---- EXTRAIT DU DOCUMENT

C’est à la croisée de ces pistes de recherche que nous souhaitons placer notre travail. Le système seigneurial donne un cadre de vie aux habitants de la colonie, c’est un outil devant favoriser le peuplement et la mise en valeur du territoire. Derrière le cadre seigneurial, on peut observer la conquête des paysages à travers le tracé des rangs qui témoignent de cette occupation croissante. Le premier rang, parallèle au fleuve, correspond à l’occupation des rives du Saint-Laurent, les rang suivants, parallèles au premier, permettent d’observer le peuplement colonial étudié par Jacques Mathieu.

Vue aérienne d’un rang
agricole de la plaine
du Saint-Laurent
1988, MRC de Joliette,
Saint-Ambroise (Lanaudière)
Photo de Michel Neveu,
Don de Département
de géographie, fourni
par Collège de Maisonneuve,
3,5 x 2,5 cm Robert Rhéaume ;
@ Québec en images, CCDMD

Le régime seigneurial : un cadre de vie sous le Régime français

Louise Dechêne rappelait que celui qui regarde à vol d’oiseau le paysage rural du Québec est frappé par l’uniformité des alignements et des superficies, par la succession monotone des champs parallèles allongés. Ce sont en partie les traits du finage du Canada français que nous pouvons observer, les marques d’une institution qui présidait à la distribution des terres. La forte prégnance sur le paysage traduit le caractère premier de la seigneurie.

« Maîtrise du territoire » et inscription dans le paysage : le rang et les seigneuries

Selon Cécile Vidal, l’implantation du régime seigneurial s’inscrit d’abord aux yeux des autorités dans le cadre d’une politique rationnelle de « maîtrise totale du territoire ». Cette politique intègre le rang, que l’on ne peut concevoir selon Serge Courville qu’en étroite relation avec la tenure en fief, l’un étant destiné à fournir au colon son cadre d’exploitation, l’autre, son encadrement économique et social.
La censive, l’élément de base de l’espace seigneurial, cette terre concédée par un seigneur à un individu moyennant redevances, présente une configuration d’une remarquable régularité. Le recours à une forme géométrique, le rectangle allongé, est systématique quels que soit l’époque, le lieu et le schéma d’occupation.

--------
---- ENTRÉES EXTRAITES

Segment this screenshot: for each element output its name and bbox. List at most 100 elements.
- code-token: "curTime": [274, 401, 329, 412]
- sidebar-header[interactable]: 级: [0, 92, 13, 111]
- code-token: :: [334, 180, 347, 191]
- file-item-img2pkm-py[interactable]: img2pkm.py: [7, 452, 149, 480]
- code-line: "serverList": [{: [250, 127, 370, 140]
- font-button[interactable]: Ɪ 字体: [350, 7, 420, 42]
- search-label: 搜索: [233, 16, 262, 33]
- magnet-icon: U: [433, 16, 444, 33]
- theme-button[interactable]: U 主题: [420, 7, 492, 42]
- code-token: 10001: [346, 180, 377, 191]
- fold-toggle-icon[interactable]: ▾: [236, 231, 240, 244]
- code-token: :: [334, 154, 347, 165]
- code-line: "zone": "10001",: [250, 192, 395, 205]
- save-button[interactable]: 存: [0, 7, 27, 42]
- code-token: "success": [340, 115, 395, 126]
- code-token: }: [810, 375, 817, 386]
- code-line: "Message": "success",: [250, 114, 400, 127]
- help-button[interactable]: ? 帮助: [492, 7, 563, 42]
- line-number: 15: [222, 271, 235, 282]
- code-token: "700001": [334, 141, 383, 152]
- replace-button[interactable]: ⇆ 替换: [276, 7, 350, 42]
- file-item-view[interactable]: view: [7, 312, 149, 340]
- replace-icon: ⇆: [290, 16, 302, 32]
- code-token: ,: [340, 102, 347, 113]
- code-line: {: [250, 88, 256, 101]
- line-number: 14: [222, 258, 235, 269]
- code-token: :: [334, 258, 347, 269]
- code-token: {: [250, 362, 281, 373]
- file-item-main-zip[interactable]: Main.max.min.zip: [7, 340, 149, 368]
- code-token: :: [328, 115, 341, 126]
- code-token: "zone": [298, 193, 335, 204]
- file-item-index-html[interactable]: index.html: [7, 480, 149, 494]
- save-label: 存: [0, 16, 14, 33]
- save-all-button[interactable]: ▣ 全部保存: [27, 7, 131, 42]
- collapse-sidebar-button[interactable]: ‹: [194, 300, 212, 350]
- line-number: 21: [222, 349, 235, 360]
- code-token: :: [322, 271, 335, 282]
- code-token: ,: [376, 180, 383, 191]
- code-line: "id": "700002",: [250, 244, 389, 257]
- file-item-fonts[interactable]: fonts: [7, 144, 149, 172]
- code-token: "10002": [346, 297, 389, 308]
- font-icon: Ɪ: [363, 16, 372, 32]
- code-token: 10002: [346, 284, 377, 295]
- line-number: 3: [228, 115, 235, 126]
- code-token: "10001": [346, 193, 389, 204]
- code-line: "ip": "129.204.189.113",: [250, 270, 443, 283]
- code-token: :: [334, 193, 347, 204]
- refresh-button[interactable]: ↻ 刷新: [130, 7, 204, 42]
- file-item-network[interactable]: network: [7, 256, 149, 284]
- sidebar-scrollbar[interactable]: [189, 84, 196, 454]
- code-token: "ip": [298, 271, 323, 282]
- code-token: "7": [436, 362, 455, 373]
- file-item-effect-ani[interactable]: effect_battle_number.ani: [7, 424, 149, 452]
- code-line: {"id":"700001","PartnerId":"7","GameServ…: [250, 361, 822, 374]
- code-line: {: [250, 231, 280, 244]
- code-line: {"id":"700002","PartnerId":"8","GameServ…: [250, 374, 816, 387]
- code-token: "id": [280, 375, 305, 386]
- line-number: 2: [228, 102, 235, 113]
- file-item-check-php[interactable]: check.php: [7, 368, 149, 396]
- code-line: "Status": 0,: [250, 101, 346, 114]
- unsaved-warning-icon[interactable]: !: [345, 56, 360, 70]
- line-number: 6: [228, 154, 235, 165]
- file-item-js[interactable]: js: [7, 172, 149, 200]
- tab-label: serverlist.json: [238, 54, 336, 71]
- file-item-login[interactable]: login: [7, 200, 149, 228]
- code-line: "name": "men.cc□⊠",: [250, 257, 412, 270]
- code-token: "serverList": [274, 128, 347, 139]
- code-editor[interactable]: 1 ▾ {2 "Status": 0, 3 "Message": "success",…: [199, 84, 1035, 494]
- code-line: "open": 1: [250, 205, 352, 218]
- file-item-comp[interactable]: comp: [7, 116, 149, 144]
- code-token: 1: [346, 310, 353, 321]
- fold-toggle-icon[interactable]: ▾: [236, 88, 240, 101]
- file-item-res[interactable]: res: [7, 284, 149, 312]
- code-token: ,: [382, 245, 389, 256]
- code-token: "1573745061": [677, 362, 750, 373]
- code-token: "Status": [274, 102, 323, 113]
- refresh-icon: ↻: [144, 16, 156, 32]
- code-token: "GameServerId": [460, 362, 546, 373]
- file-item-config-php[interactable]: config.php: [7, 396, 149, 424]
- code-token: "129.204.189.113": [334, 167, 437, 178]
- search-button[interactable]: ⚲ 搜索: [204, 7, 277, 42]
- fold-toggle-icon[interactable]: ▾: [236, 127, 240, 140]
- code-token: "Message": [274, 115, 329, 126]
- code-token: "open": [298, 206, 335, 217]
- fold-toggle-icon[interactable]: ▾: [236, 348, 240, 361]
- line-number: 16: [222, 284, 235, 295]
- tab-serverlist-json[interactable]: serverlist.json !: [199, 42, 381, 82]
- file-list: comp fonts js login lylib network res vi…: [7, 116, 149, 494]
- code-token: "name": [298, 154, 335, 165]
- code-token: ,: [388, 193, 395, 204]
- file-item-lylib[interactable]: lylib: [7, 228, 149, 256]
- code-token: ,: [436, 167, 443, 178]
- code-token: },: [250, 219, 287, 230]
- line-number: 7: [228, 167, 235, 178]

--------

### EXERCICES À TRAITER
A: Pour chacune des affirmations suivantes, indiquez par oui ou par non si elle concorde avec l’extrait sur le régime seigneurial, et citez les mots exacts du texte qui tranchent. (i) Le premier rang est tracé perpendiculairement au fleuve. (ii) Selon Cécile Vidal, les autorités conçoivent l’implantation du régime seigneurial comme une politique de maîtrise totale du territoire. (iii) La forme de la censive varie selon l’époque et le lieu.
B: Reprenez l’extrait sur le régime seigneurial après sa dernière phrase et prolongez-le de quelques phrases.

### CORRIGÉ DES EXERCICES
A:
(i) Non : « Le premier rang, parallèle au fleuve, correspond à l’occupation des rives du Saint-Laurent »
(ii) Oui : « l’implantation du régime seigneurial s’inscrit d’abord aux yeux des autorités dans le cadre d’une politique rationnelle de « maîtrise totale du territoire » »
(iii) Non : « Le recours à une forme géométrique, le rectangle allongé, est systématique quels que soit l’époque, le lieu et le schéma d’occupation. »

B:
Les autres formes, notamment les « pointes de chemises », sont exceptionnelles et liées à des contraintes topographiques fortes. Le rectangle allongé se justifie par l’accès à la voie d’eau à des fins de communication, de subsistance et de services, un partage équitable des diverses qualités de sol se succédant de la devanture à la profondeur du fief, une facilité d’arpentage, etc .
Malgré une régularité d’ensemble sur le plan de la forme, les censives diffèrent considérablement par leur taille, en particulier d’un rang à un autre et d’une seigneurie à une autre. Leur superficie est variable, même si plus des trois quarts des censives ont, d’après les aveux et dénombrements de 1725, un front compris entre deux et cinq arpents (un arpent au Québec équivaut à 58,47 mètres contre 71,46 en France). Les censives de moins de un arpent comme celles qui dépassent les six arpents de front restent exceptionnelles.
Les censives trop étroites sont difficilement viables alors que des fronts très larges induisent une augmentation des redevances habituellement fixées en fonction de cette variable. D’une seigneurie à une autre et même entre deux rangs d’une même seigneurie, la profondeur des terres varie en général entre 20 et 42 arpents. Mais on trouve des profondeurs de toute taille. La superficie des censives dans les seigneuries éloignées des principaux centres de peuplement double facilement la taille moyenne des exploitations. Les contraintes naturelles mais aussi les stratégies seigneuriales expliquent ces variations forcément localisées.